Leaving out the pictures, transcribe all of the records faithfully.

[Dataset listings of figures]
--- Start ---
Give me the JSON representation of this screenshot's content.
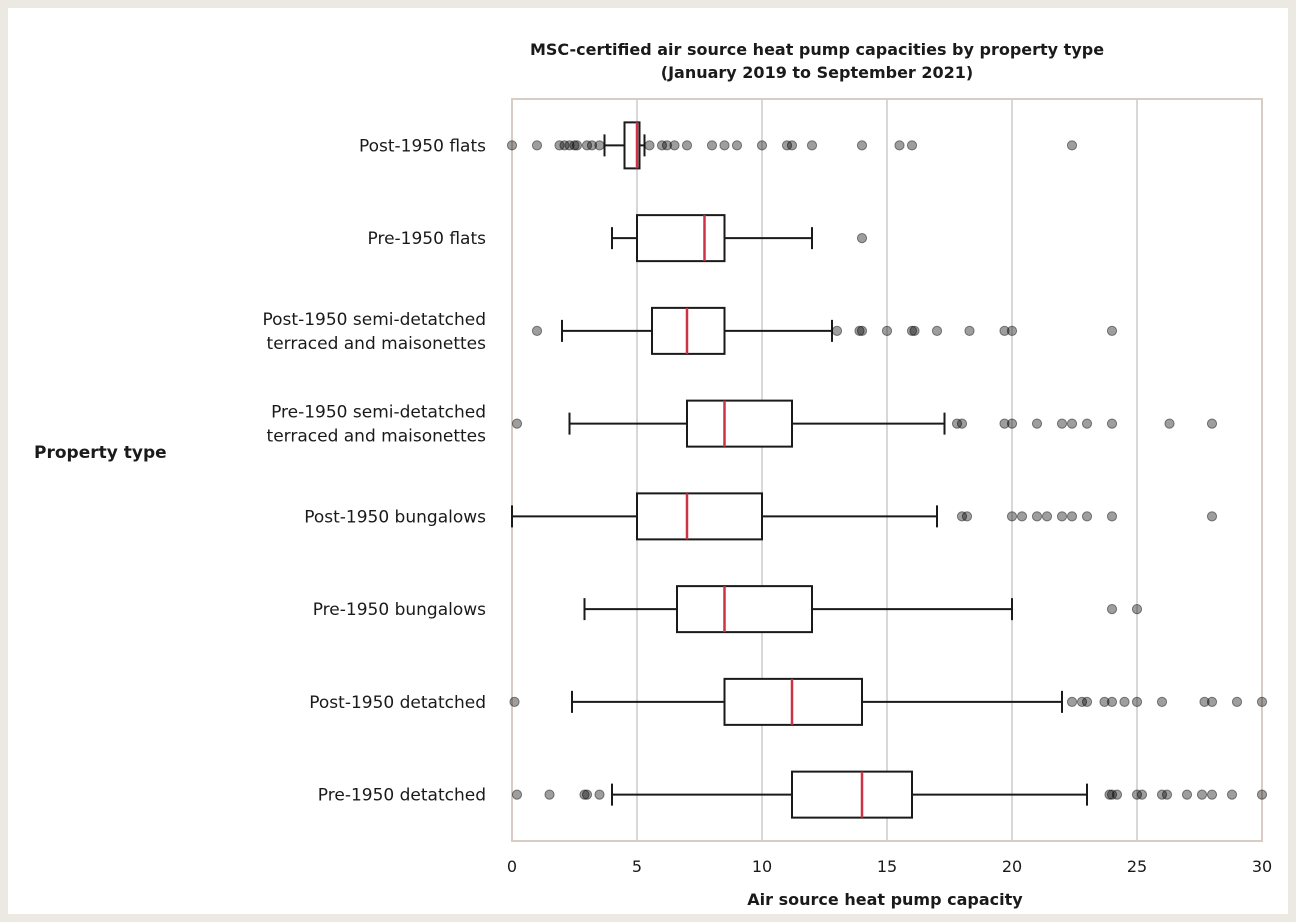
{
  "chart_data": {
    "type": "boxplot",
    "orientation": "horizontal",
    "title": "MSC-certified air source heat pump capacities by property type",
    "subtitle": "(January 2019 to September 2021)",
    "xlabel": "Air source heat pump capacity",
    "ylabel": "Property type",
    "xlim": [
      0,
      30
    ],
    "xticks": [
      0,
      5,
      10,
      15,
      20,
      25,
      30
    ],
    "grid": "vertical",
    "colors": {
      "median": "#cc3344",
      "box": "#1a1a1a",
      "grid": "#cccccc",
      "frame": "#d9ccc7",
      "background": "#ece8e2"
    },
    "categories": [
      {
        "label": [
          "Post-1950 flats"
        ],
        "whisker_low": 3.7,
        "q1": 4.5,
        "median": 5.0,
        "q3": 5.1,
        "whisker_high": 5.3,
        "outliers": [
          0.0,
          1.0,
          1.9,
          2.1,
          2.3,
          2.5,
          2.6,
          3.0,
          3.2,
          3.5,
          5.5,
          6.0,
          6.2,
          6.5,
          7.0,
          8.0,
          8.5,
          9.0,
          10.0,
          11.0,
          11.2,
          12.0,
          14.0,
          15.5,
          16.0,
          22.4
        ]
      },
      {
        "label": [
          "Pre-1950 flats"
        ],
        "whisker_low": 4.0,
        "q1": 5.0,
        "median": 7.7,
        "q3": 8.5,
        "whisker_high": 12.0,
        "outliers": [
          14.0
        ]
      },
      {
        "label": [
          "Post-1950 semi-detatched",
          "terraced and maisonettes"
        ],
        "whisker_low": 2.0,
        "q1": 5.6,
        "median": 7.0,
        "q3": 8.5,
        "whisker_high": 12.8,
        "outliers": [
          1.0,
          13.0,
          13.9,
          14.0,
          15.0,
          16.0,
          16.1,
          17.0,
          18.3,
          19.7,
          20.0,
          24.0
        ]
      },
      {
        "label": [
          "Pre-1950 semi-detatched",
          "terraced and maisonettes"
        ],
        "whisker_low": 2.3,
        "q1": 7.0,
        "median": 8.5,
        "q3": 11.2,
        "whisker_high": 17.3,
        "outliers": [
          0.2,
          17.8,
          18.0,
          19.7,
          20.0,
          21.0,
          22.0,
          22.4,
          23.0,
          24.0,
          26.3,
          28.0
        ]
      },
      {
        "label": [
          "Post-1950 bungalows"
        ],
        "whisker_low": 0.0,
        "q1": 5.0,
        "median": 7.0,
        "q3": 10.0,
        "whisker_high": 17.0,
        "outliers": [
          18.0,
          18.2,
          20.0,
          20.4,
          21.0,
          21.4,
          22.0,
          22.4,
          23.0,
          24.0,
          28.0
        ]
      },
      {
        "label": [
          "Pre-1950 bungalows"
        ],
        "whisker_low": 2.9,
        "q1": 6.6,
        "median": 8.5,
        "q3": 12.0,
        "whisker_high": 20.0,
        "outliers": [
          24.0,
          25.0
        ]
      },
      {
        "label": [
          "Post-1950 detatched"
        ],
        "whisker_low": 2.4,
        "q1": 8.5,
        "median": 11.2,
        "q3": 14.0,
        "whisker_high": 22.0,
        "outliers": [
          0.1,
          22.4,
          22.8,
          23.0,
          23.7,
          24.0,
          24.5,
          25.0,
          26.0,
          27.7,
          28.0,
          29.0,
          30.0
        ]
      },
      {
        "label": [
          "Pre-1950 detatched"
        ],
        "whisker_low": 4.0,
        "q1": 11.2,
        "median": 14.0,
        "q3": 16.0,
        "whisker_high": 23.0,
        "outliers": [
          0.2,
          1.5,
          2.9,
          3.0,
          3.5,
          23.9,
          24.0,
          24.2,
          25.0,
          25.2,
          26.0,
          26.2,
          27.0,
          27.6,
          28.0,
          28.8,
          30.0
        ]
      }
    ]
  }
}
--- End ---
* _SOLUTION TO THIS EXERCISE_
Give me the JSON representation of this screenshot's content.
{
  "chart_data": {
    "type": "boxplot",
    "orientation": "horizontal",
    "title": "MSC-certified air source heat pump capacities by property type",
    "subtitle": "(January 2019 to September 2021)",
    "xlabel": "Air source heat pump capacity",
    "ylabel": "Property type",
    "xlim": [
      0,
      30
    ],
    "xticks": [
      0,
      5,
      10,
      15,
      20,
      25,
      30
    ],
    "grid": "vertical",
    "colors": {
      "median": "#cc3344",
      "box": "#1a1a1a",
      "grid": "#cccccc",
      "frame": "#d9ccc7",
      "background": "#ece8e2"
    },
    "categories": [
      {
        "label": [
          "Post-1950 flats"
        ],
        "whisker_low": 3.7,
        "q1": 4.5,
        "median": 5.0,
        "q3": 5.1,
        "whisker_high": 5.3,
        "outliers": [
          0.0,
          1.0,
          1.9,
          2.1,
          2.3,
          2.5,
          2.6,
          3.0,
          3.2,
          3.5,
          5.5,
          6.0,
          6.2,
          6.5,
          7.0,
          8.0,
          8.5,
          9.0,
          10.0,
          11.0,
          11.2,
          12.0,
          14.0,
          15.5,
          16.0,
          22.4
        ]
      },
      {
        "label": [
          "Pre-1950 flats"
        ],
        "whisker_low": 4.0,
        "q1": 5.0,
        "median": 7.7,
        "q3": 8.5,
        "whisker_high": 12.0,
        "outliers": [
          14.0
        ]
      },
      {
        "label": [
          "Post-1950 semi-detatched",
          "terraced and maisonettes"
        ],
        "whisker_low": 2.0,
        "q1": 5.6,
        "median": 7.0,
        "q3": 8.5,
        "whisker_high": 12.8,
        "outliers": [
          1.0,
          13.0,
          13.9,
          14.0,
          15.0,
          16.0,
          16.1,
          17.0,
          18.3,
          19.7,
          20.0,
          24.0
        ]
      },
      {
        "label": [
          "Pre-1950 semi-detatched",
          "terraced and maisonettes"
        ],
        "whisker_low": 2.3,
        "q1": 7.0,
        "median": 8.5,
        "q3": 11.2,
        "whisker_high": 17.3,
        "outliers": [
          0.2,
          17.8,
          18.0,
          19.7,
          20.0,
          21.0,
          22.0,
          22.4,
          23.0,
          24.0,
          26.3,
          28.0
        ]
      },
      {
        "label": [
          "Post-1950 bungalows"
        ],
        "whisker_low": 0.0,
        "q1": 5.0,
        "median": 7.0,
        "q3": 10.0,
        "whisker_high": 17.0,
        "outliers": [
          18.0,
          18.2,
          20.0,
          20.4,
          21.0,
          21.4,
          22.0,
          22.4,
          23.0,
          24.0,
          28.0
        ]
      },
      {
        "label": [
          "Pre-1950 bungalows"
        ],
        "whisker_low": 2.9,
        "q1": 6.6,
        "median": 8.5,
        "q3": 12.0,
        "whisker_high": 20.0,
        "outliers": [
          24.0,
          25.0
        ]
      },
      {
        "label": [
          "Post-1950 detatched"
        ],
        "whisker_low": 2.4,
        "q1": 8.5,
        "median": 11.2,
        "q3": 14.0,
        "whisker_high": 22.0,
        "outliers": [
          0.1,
          22.4,
          22.8,
          23.0,
          23.7,
          24.0,
          24.5,
          25.0,
          26.0,
          27.7,
          28.0,
          29.0,
          30.0
        ]
      },
      {
        "label": [
          "Pre-1950 detatched"
        ],
        "whisker_low": 4.0,
        "q1": 11.2,
        "median": 14.0,
        "q3": 16.0,
        "whisker_high": 23.0,
        "outliers": [
          0.2,
          1.5,
          2.9,
          3.0,
          3.5,
          23.9,
          24.0,
          24.2,
          25.0,
          25.2,
          26.0,
          26.2,
          27.0,
          27.6,
          28.0,
          28.8,
          30.0
        ]
      }
    ]
  }
}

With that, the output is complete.